Figure record extracts:
%%

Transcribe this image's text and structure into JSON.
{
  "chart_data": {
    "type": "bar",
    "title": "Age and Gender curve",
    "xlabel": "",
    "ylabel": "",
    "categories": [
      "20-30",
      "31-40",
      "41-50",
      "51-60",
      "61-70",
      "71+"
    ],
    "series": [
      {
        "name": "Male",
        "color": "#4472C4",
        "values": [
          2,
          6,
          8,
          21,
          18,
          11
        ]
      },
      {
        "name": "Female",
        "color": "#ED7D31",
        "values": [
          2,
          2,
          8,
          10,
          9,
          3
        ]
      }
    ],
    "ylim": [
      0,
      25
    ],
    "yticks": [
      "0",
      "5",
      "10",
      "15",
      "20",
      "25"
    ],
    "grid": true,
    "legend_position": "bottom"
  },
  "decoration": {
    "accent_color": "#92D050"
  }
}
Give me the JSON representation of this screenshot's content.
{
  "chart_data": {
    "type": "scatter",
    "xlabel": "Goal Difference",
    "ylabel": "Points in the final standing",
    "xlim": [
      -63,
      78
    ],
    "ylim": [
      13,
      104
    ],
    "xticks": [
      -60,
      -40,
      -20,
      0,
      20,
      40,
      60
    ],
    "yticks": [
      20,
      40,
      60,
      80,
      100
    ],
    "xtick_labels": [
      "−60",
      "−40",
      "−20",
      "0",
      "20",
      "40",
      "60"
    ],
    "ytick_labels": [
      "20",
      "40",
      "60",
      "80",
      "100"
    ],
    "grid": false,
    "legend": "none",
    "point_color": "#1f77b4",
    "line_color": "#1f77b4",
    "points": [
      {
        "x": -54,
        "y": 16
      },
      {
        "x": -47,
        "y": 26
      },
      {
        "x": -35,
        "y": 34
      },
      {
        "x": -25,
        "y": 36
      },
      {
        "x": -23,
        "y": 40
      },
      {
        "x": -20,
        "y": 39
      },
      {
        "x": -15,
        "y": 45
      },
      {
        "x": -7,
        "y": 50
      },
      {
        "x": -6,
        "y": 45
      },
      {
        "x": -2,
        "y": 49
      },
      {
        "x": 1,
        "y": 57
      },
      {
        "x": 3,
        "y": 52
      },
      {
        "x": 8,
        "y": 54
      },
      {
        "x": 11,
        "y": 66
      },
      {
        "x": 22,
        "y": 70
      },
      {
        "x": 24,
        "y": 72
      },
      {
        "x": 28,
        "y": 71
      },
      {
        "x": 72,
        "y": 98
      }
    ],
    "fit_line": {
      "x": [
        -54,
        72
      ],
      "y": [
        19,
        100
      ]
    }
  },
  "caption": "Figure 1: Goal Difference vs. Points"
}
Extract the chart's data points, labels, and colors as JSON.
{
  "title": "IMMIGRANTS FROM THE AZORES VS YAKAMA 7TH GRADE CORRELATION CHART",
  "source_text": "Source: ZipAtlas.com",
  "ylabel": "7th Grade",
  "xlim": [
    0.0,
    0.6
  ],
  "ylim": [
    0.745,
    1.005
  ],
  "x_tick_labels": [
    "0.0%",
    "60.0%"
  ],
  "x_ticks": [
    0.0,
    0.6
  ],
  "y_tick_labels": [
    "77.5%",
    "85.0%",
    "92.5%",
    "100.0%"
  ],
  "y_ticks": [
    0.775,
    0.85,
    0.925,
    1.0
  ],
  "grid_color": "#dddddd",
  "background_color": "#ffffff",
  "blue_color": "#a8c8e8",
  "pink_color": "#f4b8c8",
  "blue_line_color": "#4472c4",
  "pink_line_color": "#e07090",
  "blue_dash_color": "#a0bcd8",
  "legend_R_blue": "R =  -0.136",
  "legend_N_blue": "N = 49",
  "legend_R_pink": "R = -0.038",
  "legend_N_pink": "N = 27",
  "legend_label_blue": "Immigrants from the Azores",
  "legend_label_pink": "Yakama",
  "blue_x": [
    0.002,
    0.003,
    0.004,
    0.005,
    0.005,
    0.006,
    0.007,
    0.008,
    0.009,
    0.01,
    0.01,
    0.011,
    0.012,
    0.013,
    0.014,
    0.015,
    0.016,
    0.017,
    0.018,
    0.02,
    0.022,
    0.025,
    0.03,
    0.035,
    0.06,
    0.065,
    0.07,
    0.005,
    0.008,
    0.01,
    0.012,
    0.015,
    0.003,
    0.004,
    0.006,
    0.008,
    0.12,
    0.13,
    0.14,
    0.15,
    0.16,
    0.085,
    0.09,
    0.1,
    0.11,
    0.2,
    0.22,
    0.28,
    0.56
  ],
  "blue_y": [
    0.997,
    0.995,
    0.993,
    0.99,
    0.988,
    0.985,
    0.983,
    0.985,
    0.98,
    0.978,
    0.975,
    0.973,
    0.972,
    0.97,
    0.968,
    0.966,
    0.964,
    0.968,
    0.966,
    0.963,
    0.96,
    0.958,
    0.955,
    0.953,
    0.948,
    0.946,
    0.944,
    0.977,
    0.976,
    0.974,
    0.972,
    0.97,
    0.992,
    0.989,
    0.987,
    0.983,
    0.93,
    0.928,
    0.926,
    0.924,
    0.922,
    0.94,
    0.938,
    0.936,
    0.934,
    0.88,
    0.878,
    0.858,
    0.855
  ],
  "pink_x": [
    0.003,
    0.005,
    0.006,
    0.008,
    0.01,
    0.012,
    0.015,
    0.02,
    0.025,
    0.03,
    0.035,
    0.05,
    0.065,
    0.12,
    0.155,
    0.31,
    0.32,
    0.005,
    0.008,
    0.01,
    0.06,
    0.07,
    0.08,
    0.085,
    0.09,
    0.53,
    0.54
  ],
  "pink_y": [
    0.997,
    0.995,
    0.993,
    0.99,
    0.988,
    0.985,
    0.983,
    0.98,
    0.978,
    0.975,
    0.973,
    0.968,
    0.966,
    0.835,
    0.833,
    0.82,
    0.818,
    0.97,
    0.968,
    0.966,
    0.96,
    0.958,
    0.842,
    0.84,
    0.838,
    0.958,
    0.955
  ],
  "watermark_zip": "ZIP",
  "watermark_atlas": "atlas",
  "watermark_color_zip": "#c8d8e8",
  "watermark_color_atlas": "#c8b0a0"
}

%%

Task requirements →
Look above for lines with the word "this" and copy them all.

Problem solution →
Transcribe this image's text and structure into JSON.
Give me the JSON representation of this screenshot's content.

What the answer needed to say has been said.